-- START MATERIAL SHOWN --

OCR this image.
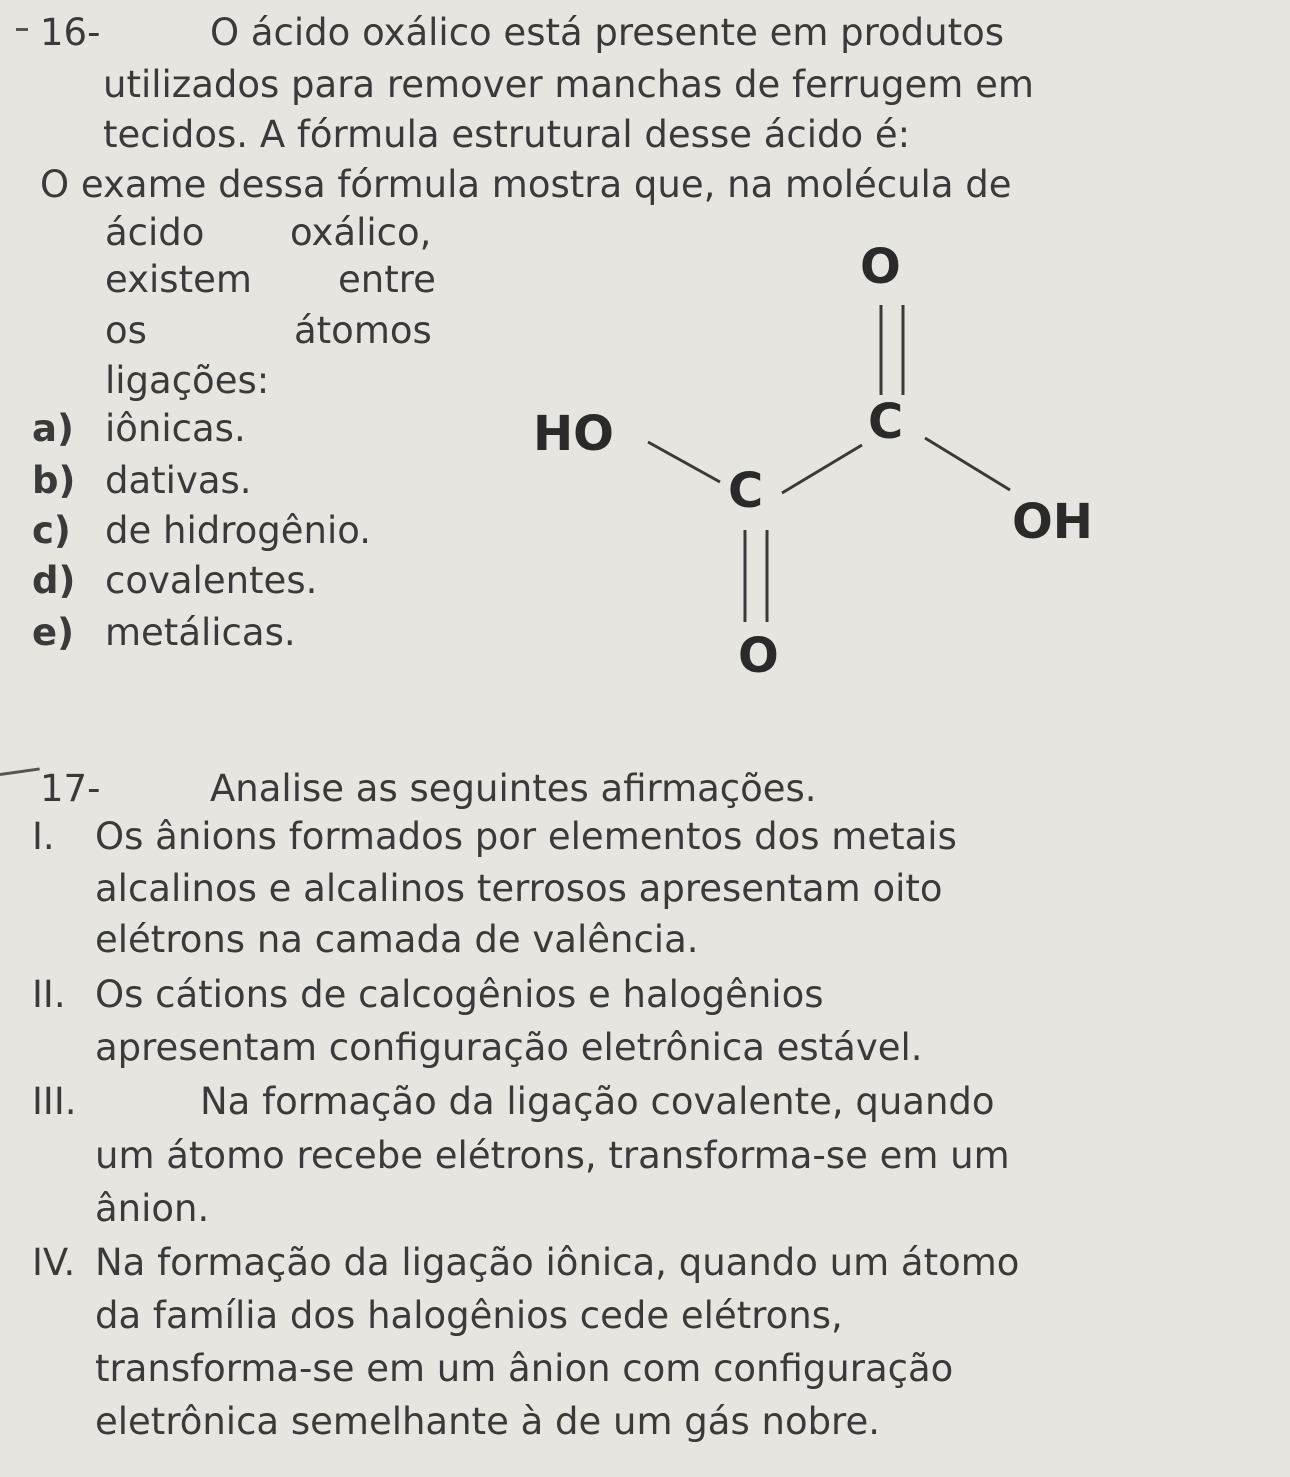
16-	O ácido oxálico está presente em produtos
utilizados para remover manchas de ferrugem em
tecidos. A fórmula estrutural desse ácido é:
O exame dessa fórmula mostra que, na molécula de
ácido oxálico,
existem entre
os	átomos
ligações:
a) iônicas.
b) dativas.
c) de hidrogênio.
d) covalentes.
e) metálicas.
O
C
HO
C
OH
O
17-	Analise as seguintes afirmações.
I. Os ânions formados por elementos dos metais
alcalinos e alcalinos terrosos apresentam oito
elétrons na camada de valência.
II. Os cátions de calcogênios e halogênios
apresentam configuração eletrônica estável.
III.	Na formação da ligação covalente, quando
um átomo recebe elétrons, transforma-se em um
ânion.
IV. Na formação da ligação iônica, quando um átomo
da família dos halogênios cede elétrons,
transforma-se em um ânion com configuração
eletrônica semelhante à de um gás nobre.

-- END MATERIAL SHOWN --

• [GOAL]
Leave out the pictures and copy the rest of the material above exactly.

• [ANSWER FOR THIS EXERCISE]
OCR this image.
16-	O ácido oxálico está presente em produtos
utilizados para remover manchas de ferrugem em
tecidos. A fórmula estrutural desse ácido é:
O exame dessa fórmula mostra que, na molécula de
ácido oxálico,
existem entre
os	átomos
ligações:
a) iônicas.
b) dativas.
c) de hidrogênio.
d) covalentes.
e) metálicas.
O
C
HO
C
OH
O
17-	Analise as seguintes afirmações.
I. Os ânions formados por elementos dos metais
alcalinos e alcalinos terrosos apresentam oito
elétrons na camada de valência.
II. Os cátions de calcogênios e halogênios
apresentam configuração eletrônica estável.
III.	Na formação da ligação covalente, quando
um átomo recebe elétrons, transforma-se em um
ânion.
IV. Na formação da ligação iônica, quando um átomo
da família dos halogênios cede elétrons,
transforma-se em um ânion com configuração
eletrônica semelhante à de um gás nobre.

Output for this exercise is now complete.